▸ Instructions to follow
Extract the listing in its entirety, keeping each line identical to the original.

[Records from a collection of figures]
————————
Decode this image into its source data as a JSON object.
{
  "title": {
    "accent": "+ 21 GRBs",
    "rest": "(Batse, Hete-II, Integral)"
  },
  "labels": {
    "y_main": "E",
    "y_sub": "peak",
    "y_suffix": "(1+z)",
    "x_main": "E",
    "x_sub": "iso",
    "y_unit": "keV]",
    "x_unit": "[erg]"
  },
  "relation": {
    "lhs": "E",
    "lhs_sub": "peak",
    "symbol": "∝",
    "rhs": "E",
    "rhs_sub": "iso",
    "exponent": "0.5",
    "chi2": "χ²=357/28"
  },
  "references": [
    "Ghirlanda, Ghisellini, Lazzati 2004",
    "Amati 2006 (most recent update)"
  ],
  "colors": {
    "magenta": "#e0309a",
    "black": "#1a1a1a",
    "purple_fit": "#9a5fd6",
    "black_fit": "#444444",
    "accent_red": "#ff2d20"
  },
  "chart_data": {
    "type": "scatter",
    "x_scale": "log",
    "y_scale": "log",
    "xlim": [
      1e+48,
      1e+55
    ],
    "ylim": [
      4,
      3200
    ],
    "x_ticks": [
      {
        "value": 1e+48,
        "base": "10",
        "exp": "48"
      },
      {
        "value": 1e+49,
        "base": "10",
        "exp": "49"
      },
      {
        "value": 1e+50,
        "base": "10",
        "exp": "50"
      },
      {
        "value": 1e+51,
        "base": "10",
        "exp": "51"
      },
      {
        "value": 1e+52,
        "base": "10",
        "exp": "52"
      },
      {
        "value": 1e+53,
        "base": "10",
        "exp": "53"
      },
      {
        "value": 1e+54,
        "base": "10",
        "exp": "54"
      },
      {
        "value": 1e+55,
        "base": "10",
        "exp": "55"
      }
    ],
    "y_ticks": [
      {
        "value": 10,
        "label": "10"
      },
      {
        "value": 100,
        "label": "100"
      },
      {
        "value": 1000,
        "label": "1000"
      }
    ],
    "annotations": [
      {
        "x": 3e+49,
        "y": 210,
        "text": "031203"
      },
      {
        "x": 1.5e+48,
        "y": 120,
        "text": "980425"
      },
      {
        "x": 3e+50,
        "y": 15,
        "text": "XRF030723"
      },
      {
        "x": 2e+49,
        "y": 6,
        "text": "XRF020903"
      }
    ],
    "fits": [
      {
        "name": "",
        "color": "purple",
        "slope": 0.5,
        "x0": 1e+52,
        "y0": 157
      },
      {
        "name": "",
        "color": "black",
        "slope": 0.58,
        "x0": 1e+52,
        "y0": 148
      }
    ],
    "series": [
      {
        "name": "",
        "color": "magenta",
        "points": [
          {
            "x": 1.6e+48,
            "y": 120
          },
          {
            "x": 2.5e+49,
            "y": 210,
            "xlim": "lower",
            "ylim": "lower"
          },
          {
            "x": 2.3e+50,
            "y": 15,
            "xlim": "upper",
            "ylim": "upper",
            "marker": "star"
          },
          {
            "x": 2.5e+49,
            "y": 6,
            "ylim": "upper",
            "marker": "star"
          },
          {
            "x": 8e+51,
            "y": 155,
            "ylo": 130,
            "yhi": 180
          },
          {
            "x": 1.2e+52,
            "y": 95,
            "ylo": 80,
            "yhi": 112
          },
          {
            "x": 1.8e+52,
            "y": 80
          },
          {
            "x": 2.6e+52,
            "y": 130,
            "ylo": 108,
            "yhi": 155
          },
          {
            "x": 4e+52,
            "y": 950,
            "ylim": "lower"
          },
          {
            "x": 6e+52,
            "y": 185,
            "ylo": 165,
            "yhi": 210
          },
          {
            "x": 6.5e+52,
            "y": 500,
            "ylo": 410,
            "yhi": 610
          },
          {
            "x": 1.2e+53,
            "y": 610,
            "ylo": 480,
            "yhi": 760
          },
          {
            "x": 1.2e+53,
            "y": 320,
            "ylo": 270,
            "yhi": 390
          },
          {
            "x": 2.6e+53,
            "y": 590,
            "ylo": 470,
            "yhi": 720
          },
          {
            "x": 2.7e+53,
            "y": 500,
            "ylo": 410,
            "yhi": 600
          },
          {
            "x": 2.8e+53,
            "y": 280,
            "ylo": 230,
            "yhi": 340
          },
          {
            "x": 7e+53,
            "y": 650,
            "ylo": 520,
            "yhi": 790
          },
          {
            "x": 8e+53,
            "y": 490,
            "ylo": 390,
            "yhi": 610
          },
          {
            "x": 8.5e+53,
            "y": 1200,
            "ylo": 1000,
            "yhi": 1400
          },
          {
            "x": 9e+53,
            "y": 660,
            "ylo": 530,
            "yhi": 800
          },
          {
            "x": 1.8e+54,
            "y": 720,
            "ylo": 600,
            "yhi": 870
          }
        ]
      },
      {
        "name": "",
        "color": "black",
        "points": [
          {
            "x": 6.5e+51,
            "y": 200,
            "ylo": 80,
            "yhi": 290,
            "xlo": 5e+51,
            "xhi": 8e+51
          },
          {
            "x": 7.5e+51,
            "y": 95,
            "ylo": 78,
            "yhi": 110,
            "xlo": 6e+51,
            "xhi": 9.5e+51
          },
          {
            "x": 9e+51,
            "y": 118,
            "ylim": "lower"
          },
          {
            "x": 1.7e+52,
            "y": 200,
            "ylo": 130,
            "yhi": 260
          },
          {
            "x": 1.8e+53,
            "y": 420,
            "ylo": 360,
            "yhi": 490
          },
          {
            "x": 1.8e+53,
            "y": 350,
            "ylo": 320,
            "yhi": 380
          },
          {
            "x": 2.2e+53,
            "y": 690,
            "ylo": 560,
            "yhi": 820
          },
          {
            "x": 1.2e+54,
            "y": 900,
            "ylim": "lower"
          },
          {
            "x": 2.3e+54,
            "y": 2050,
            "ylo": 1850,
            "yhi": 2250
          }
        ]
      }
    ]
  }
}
————————
▸ Reply to the task
Decode this image into its source data as a JSON object.
{
  "title": {
    "accent": "+ 21 GRBs",
    "rest": "(Batse, Hete-II, Integral)"
  },
  "labels": {
    "y_main": "E",
    "y_sub": "peak",
    "y_suffix": "(1+z)",
    "x_main": "E",
    "x_sub": "iso",
    "y_unit": "keV]",
    "x_unit": "[erg]"
  },
  "relation": {
    "lhs": "E",
    "lhs_sub": "peak",
    "symbol": "∝",
    "rhs": "E",
    "rhs_sub": "iso",
    "exponent": "0.5",
    "chi2": "χ²=357/28"
  },
  "references": [
    "Ghirlanda, Ghisellini, Lazzati 2004",
    "Amati 2006 (most recent update)"
  ],
  "colors": {
    "magenta": "#e0309a",
    "black": "#1a1a1a",
    "purple_fit": "#9a5fd6",
    "black_fit": "#444444",
    "accent_red": "#ff2d20"
  },
  "chart_data": {
    "type": "scatter",
    "x_scale": "log",
    "y_scale": "log",
    "xlim": [
      1e+48,
      1e+55
    ],
    "ylim": [
      4,
      3200
    ],
    "x_ticks": [
      {
        "value": 1e+48,
        "base": "10",
        "exp": "48"
      },
      {
        "value": 1e+49,
        "base": "10",
        "exp": "49"
      },
      {
        "value": 1e+50,
        "base": "10",
        "exp": "50"
      },
      {
        "value": 1e+51,
        "base": "10",
        "exp": "51"
      },
      {
        "value": 1e+52,
        "base": "10",
        "exp": "52"
      },
      {
        "value": 1e+53,
        "base": "10",
        "exp": "53"
      },
      {
        "value": 1e+54,
        "base": "10",
        "exp": "54"
      },
      {
        "value": 1e+55,
        "base": "10",
        "exp": "55"
      }
    ],
    "y_ticks": [
      {
        "value": 10,
        "label": "10"
      },
      {
        "value": 100,
        "label": "100"
      },
      {
        "value": 1000,
        "label": "1000"
      }
    ],
    "annotations": [
      {
        "x": 3e+49,
        "y": 210,
        "text": "031203"
      },
      {
        "x": 1.5e+48,
        "y": 120,
        "text": "980425"
      },
      {
        "x": 3e+50,
        "y": 15,
        "text": "XRF030723"
      },
      {
        "x": 2e+49,
        "y": 6,
        "text": "XRF020903"
      }
    ],
    "fits": [
      {
        "name": "",
        "color": "purple",
        "slope": 0.5,
        "x0": 1e+52,
        "y0": 157
      },
      {
        "name": "",
        "color": "black",
        "slope": 0.58,
        "x0": 1e+52,
        "y0": 148
      }
    ],
    "series": [
      {
        "name": "",
        "color": "magenta",
        "points": [
          {
            "x": 1.6e+48,
            "y": 120
          },
          {
            "x": 2.5e+49,
            "y": 210,
            "xlim": "lower",
            "ylim": "lower"
          },
          {
            "x": 2.3e+50,
            "y": 15,
            "xlim": "upper",
            "ylim": "upper",
            "marker": "star"
          },
          {
            "x": 2.5e+49,
            "y": 6,
            "ylim": "upper",
            "marker": "star"
          },
          {
            "x": 8e+51,
            "y": 155,
            "ylo": 130,
            "yhi": 180
          },
          {
            "x": 1.2e+52,
            "y": 95,
            "ylo": 80,
            "yhi": 112
          },
          {
            "x": 1.8e+52,
            "y": 80
          },
          {
            "x": 2.6e+52,
            "y": 130,
            "ylo": 108,
            "yhi": 155
          },
          {
            "x": 4e+52,
            "y": 950,
            "ylim": "lower"
          },
          {
            "x": 6e+52,
            "y": 185,
            "ylo": 165,
            "yhi": 210
          },
          {
            "x": 6.5e+52,
            "y": 500,
            "ylo": 410,
            "yhi": 610
          },
          {
            "x": 1.2e+53,
            "y": 610,
            "ylo": 480,
            "yhi": 760
          },
          {
            "x": 1.2e+53,
            "y": 320,
            "ylo": 270,
            "yhi": 390
          },
          {
            "x": 2.6e+53,
            "y": 590,
            "ylo": 470,
            "yhi": 720
          },
          {
            "x": 2.7e+53,
            "y": 500,
            "ylo": 410,
            "yhi": 600
          },
          {
            "x": 2.8e+53,
            "y": 280,
            "ylo": 230,
            "yhi": 340
          },
          {
            "x": 7e+53,
            "y": 650,
            "ylo": 520,
            "yhi": 790
          },
          {
            "x": 8e+53,
            "y": 490,
            "ylo": 390,
            "yhi": 610
          },
          {
            "x": 8.5e+53,
            "y": 1200,
            "ylo": 1000,
            "yhi": 1400
          },
          {
            "x": 9e+53,
            "y": 660,
            "ylo": 530,
            "yhi": 800
          },
          {
            "x": 1.8e+54,
            "y": 720,
            "ylo": 600,
            "yhi": 870
          }
        ]
      },
      {
        "name": "",
        "color": "black",
        "points": [
          {
            "x": 6.5e+51,
            "y": 200,
            "ylo": 80,
            "yhi": 290,
            "xlo": 5e+51,
            "xhi": 8e+51
          },
          {
            "x": 7.5e+51,
            "y": 95,
            "ylo": 78,
            "yhi": 110,
            "xlo": 6e+51,
            "xhi": 9.5e+51
          },
          {
            "x": 9e+51,
            "y": 118,
            "ylim": "lower"
          },
          {
            "x": 1.7e+52,
            "y": 200,
            "ylo": 130,
            "yhi": 260
          },
          {
            "x": 1.8e+53,
            "y": 420,
            "ylo": 360,
            "yhi": 490
          },
          {
            "x": 1.8e+53,
            "y": 350,
            "ylo": 320,
            "yhi": 380
          },
          {
            "x": 2.2e+53,
            "y": 690,
            "ylo": 560,
            "yhi": 820
          },
          {
            "x": 1.2e+54,
            "y": 900,
            "ylim": "lower"
          },
          {
            "x": 2.3e+54,
            "y": 2050,
            "ylo": 1850,
            "yhi": 2250
          }
        ]
      }
    ]
  }
}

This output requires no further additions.